## Aim
Write only the number of lines in the records beneath that hold "JSON".

## Record list

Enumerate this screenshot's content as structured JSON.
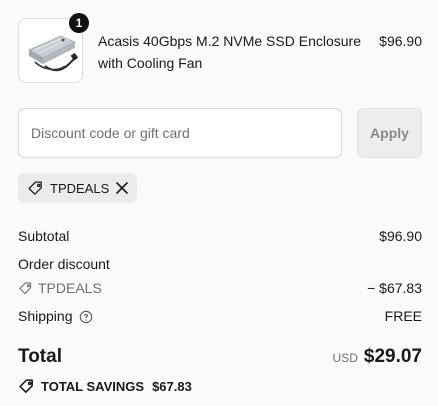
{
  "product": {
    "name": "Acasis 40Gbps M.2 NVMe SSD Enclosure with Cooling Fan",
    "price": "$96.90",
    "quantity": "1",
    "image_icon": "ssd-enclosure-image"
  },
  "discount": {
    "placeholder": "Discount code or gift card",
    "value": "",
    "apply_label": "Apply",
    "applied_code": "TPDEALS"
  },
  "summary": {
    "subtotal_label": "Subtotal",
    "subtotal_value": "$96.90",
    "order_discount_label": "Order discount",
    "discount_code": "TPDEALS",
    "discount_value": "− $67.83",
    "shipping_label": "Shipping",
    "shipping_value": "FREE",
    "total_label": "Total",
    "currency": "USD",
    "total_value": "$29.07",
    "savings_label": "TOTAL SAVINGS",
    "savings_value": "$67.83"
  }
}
...
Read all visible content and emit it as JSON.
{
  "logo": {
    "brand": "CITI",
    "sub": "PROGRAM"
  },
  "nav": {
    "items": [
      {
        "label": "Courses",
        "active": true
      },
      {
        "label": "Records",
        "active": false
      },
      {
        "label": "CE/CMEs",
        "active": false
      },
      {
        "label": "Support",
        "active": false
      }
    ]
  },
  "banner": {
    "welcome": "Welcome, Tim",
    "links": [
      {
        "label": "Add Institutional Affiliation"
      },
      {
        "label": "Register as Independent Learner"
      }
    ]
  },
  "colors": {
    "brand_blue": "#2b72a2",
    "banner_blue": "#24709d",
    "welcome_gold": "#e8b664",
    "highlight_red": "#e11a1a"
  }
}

## Answer for the task
2